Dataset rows
● ● ● ● ● ● ●

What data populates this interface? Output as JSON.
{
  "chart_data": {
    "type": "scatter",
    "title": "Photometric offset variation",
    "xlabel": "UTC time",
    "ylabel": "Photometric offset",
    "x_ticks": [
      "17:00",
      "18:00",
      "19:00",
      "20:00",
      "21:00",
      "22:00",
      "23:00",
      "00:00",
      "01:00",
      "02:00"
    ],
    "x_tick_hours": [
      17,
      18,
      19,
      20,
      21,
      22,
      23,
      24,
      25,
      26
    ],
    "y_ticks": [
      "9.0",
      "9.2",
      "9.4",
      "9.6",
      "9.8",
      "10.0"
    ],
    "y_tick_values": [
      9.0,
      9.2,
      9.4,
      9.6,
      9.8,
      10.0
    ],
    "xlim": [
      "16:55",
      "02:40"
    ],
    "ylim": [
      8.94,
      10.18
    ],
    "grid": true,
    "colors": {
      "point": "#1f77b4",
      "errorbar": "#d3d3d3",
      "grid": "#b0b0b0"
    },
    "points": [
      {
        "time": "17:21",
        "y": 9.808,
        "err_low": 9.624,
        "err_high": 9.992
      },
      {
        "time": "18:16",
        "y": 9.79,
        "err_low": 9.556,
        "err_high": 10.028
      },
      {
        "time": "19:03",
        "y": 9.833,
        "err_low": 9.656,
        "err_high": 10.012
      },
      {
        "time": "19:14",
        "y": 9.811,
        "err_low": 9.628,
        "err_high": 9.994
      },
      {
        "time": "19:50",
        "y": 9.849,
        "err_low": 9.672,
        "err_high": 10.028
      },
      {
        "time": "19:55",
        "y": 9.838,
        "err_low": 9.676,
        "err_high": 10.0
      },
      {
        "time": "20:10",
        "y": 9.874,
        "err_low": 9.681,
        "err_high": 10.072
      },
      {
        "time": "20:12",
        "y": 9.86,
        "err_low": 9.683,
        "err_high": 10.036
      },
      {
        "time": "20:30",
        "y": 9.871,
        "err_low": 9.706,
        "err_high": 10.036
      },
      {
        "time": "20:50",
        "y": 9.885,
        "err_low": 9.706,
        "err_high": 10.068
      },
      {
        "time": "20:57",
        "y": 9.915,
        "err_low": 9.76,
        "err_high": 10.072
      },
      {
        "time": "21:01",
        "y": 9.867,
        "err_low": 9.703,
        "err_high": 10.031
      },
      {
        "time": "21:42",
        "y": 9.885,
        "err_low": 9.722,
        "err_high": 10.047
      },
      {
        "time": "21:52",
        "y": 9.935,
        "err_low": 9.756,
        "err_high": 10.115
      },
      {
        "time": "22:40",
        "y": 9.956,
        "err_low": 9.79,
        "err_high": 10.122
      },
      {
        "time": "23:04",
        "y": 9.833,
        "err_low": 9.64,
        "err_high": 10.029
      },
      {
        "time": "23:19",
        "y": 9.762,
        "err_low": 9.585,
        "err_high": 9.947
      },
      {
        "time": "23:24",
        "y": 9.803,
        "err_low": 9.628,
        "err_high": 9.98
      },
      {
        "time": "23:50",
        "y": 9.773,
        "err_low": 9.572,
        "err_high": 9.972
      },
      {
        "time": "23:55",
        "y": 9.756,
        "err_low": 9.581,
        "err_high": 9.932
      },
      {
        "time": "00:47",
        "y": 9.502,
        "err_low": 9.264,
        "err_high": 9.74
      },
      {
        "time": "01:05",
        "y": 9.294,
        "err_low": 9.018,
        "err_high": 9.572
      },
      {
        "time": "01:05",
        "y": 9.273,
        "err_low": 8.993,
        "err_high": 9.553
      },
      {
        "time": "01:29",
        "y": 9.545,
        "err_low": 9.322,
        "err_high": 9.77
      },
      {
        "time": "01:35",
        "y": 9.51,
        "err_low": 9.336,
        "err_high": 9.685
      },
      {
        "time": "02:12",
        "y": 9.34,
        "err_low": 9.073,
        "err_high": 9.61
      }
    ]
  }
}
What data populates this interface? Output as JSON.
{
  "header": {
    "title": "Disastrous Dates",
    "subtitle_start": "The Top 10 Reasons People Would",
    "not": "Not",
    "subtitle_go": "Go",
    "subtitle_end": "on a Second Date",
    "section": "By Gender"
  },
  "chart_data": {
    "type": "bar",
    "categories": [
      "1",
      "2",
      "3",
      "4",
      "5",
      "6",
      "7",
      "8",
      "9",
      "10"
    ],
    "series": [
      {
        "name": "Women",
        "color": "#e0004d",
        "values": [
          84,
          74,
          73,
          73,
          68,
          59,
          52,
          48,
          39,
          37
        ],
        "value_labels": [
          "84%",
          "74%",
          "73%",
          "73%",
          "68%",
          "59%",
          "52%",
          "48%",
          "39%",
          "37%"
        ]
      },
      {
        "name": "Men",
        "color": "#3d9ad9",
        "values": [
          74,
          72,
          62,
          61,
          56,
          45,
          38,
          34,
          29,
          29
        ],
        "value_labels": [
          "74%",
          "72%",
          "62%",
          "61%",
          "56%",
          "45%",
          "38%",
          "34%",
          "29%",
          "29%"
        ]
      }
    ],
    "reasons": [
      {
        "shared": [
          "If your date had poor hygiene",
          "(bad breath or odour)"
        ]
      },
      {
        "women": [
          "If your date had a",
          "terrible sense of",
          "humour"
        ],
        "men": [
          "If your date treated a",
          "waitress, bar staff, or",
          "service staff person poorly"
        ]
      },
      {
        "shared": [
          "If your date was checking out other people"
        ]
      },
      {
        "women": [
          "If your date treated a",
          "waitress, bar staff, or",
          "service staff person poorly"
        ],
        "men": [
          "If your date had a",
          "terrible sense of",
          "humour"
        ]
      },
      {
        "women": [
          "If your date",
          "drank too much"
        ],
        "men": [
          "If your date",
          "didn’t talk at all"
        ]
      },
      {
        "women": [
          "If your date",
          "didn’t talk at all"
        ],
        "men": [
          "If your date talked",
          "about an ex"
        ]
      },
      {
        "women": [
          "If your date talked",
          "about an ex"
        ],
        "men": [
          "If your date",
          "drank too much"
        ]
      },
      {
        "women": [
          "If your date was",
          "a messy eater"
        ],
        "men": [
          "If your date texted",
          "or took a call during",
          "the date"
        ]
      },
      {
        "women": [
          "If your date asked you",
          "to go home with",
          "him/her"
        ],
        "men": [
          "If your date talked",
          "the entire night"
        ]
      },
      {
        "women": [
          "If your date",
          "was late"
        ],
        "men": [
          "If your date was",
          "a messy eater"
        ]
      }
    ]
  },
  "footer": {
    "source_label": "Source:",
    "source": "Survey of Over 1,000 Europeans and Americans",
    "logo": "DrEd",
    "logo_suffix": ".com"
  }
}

● ● ● ● ● ● ●

Restate each entry exactly, skipping none.

* RESULT OF THIS TASK *
What data populates this interface? Output as JSON.
{
  "chart_data": {
    "type": "scatter",
    "title": "Photometric offset variation",
    "xlabel": "UTC time",
    "ylabel": "Photometric offset",
    "x_ticks": [
      "17:00",
      "18:00",
      "19:00",
      "20:00",
      "21:00",
      "22:00",
      "23:00",
      "00:00",
      "01:00",
      "02:00"
    ],
    "x_tick_hours": [
      17,
      18,
      19,
      20,
      21,
      22,
      23,
      24,
      25,
      26
    ],
    "y_ticks": [
      "9.0",
      "9.2",
      "9.4",
      "9.6",
      "9.8",
      "10.0"
    ],
    "y_tick_values": [
      9.0,
      9.2,
      9.4,
      9.6,
      9.8,
      10.0
    ],
    "xlim": [
      "16:55",
      "02:40"
    ],
    "ylim": [
      8.94,
      10.18
    ],
    "grid": true,
    "colors": {
      "point": "#1f77b4",
      "errorbar": "#d3d3d3",
      "grid": "#b0b0b0"
    },
    "points": [
      {
        "time": "17:21",
        "y": 9.808,
        "err_low": 9.624,
        "err_high": 9.992
      },
      {
        "time": "18:16",
        "y": 9.79,
        "err_low": 9.556,
        "err_high": 10.028
      },
      {
        "time": "19:03",
        "y": 9.833,
        "err_low": 9.656,
        "err_high": 10.012
      },
      {
        "time": "19:14",
        "y": 9.811,
        "err_low": 9.628,
        "err_high": 9.994
      },
      {
        "time": "19:50",
        "y": 9.849,
        "err_low": 9.672,
        "err_high": 10.028
      },
      {
        "time": "19:55",
        "y": 9.838,
        "err_low": 9.676,
        "err_high": 10.0
      },
      {
        "time": "20:10",
        "y": 9.874,
        "err_low": 9.681,
        "err_high": 10.072
      },
      {
        "time": "20:12",
        "y": 9.86,
        "err_low": 9.683,
        "err_high": 10.036
      },
      {
        "time": "20:30",
        "y": 9.871,
        "err_low": 9.706,
        "err_high": 10.036
      },
      {
        "time": "20:50",
        "y": 9.885,
        "err_low": 9.706,
        "err_high": 10.068
      },
      {
        "time": "20:57",
        "y": 9.915,
        "err_low": 9.76,
        "err_high": 10.072
      },
      {
        "time": "21:01",
        "y": 9.867,
        "err_low": 9.703,
        "err_high": 10.031
      },
      {
        "time": "21:42",
        "y": 9.885,
        "err_low": 9.722,
        "err_high": 10.047
      },
      {
        "time": "21:52",
        "y": 9.935,
        "err_low": 9.756,
        "err_high": 10.115
      },
      {
        "time": "22:40",
        "y": 9.956,
        "err_low": 9.79,
        "err_high": 10.122
      },
      {
        "time": "23:04",
        "y": 9.833,
        "err_low": 9.64,
        "err_high": 10.029
      },
      {
        "time": "23:19",
        "y": 9.762,
        "err_low": 9.585,
        "err_high": 9.947
      },
      {
        "time": "23:24",
        "y": 9.803,
        "err_low": 9.628,
        "err_high": 9.98
      },
      {
        "time": "23:50",
        "y": 9.773,
        "err_low": 9.572,
        "err_high": 9.972
      },
      {
        "time": "23:55",
        "y": 9.756,
        "err_low": 9.581,
        "err_high": 9.932
      },
      {
        "time": "00:47",
        "y": 9.502,
        "err_low": 9.264,
        "err_high": 9.74
      },
      {
        "time": "01:05",
        "y": 9.294,
        "err_low": 9.018,
        "err_high": 9.572
      },
      {
        "time": "01:05",
        "y": 9.273,
        "err_low": 8.993,
        "err_high": 9.553
      },
      {
        "time": "01:29",
        "y": 9.545,
        "err_low": 9.322,
        "err_high": 9.77
      },
      {
        "time": "01:35",
        "y": 9.51,
        "err_low": 9.336,
        "err_high": 9.685
      },
      {
        "time": "02:12",
        "y": 9.34,
        "err_low": 9.073,
        "err_high": 9.61
      }
    ]
  }
}
What data populates this interface? Output as JSON.
{
  "header": {
    "title": "Disastrous Dates",
    "subtitle_start": "The Top 10 Reasons People Would",
    "not": "Not",
    "subtitle_go": "Go",
    "subtitle_end": "on a Second Date",
    "section": "By Gender"
  },
  "chart_data": {
    "type": "bar",
    "categories": [
      "1",
      "2",
      "3",
      "4",
      "5",
      "6",
      "7",
      "8",
      "9",
      "10"
    ],
    "series": [
      {
        "name": "Women",
        "color": "#e0004d",
        "values": [
          84,
          74,
          73,
          73,
          68,
          59,
          52,
          48,
          39,
          37
        ],
        "value_labels": [
          "84%",
          "74%",
          "73%",
          "73%",
          "68%",
          "59%",
          "52%",
          "48%",
          "39%",
          "37%"
        ]
      },
      {
        "name": "Men",
        "color": "#3d9ad9",
        "values": [
          74,
          72,
          62,
          61,
          56,
          45,
          38,
          34,
          29,
          29
        ],
        "value_labels": [
          "74%",
          "72%",
          "62%",
          "61%",
          "56%",
          "45%",
          "38%",
          "34%",
          "29%",
          "29%"
        ]
      }
    ],
    "reasons": [
      {
        "shared": [
          "If your date had poor hygiene",
          "(bad breath or odour)"
        ]
      },
      {
        "women": [
          "If your date had a",
          "terrible sense of",
          "humour"
        ],
        "men": [
          "If your date treated a",
          "waitress, bar staff, or",
          "service staff person poorly"
        ]
      },
      {
        "shared": [
          "If your date was checking out other people"
        ]
      },
      {
        "women": [
          "If your date treated a",
          "waitress, bar staff, or",
          "service staff person poorly"
        ],
        "men": [
          "If your date had a",
          "terrible sense of",
          "humour"
        ]
      },
      {
        "women": [
          "If your date",
          "drank too much"
        ],
        "men": [
          "If your date",
          "didn’t talk at all"
        ]
      },
      {
        "women": [
          "If your date",
          "didn’t talk at all"
        ],
        "men": [
          "If your date talked",
          "about an ex"
        ]
      },
      {
        "women": [
          "If your date talked",
          "about an ex"
        ],
        "men": [
          "If your date",
          "drank too much"
        ]
      },
      {
        "women": [
          "If your date was",
          "a messy eater"
        ],
        "men": [
          "If your date texted",
          "or took a call during",
          "the date"
        ]
      },
      {
        "women": [
          "If your date asked you",
          "to go home with",
          "him/her"
        ],
        "men": [
          "If your date talked",
          "the entire night"
        ]
      },
      {
        "women": [
          "If your date",
          "was late"
        ],
        "men": [
          "If your date was",
          "a messy eater"
        ]
      }
    ]
  },
  "footer": {
    "source_label": "Source:",
    "source": "Survey of Over 1,000 Europeans and Americans",
    "logo": "DrEd",
    "logo_suffix": ".com"
  }
}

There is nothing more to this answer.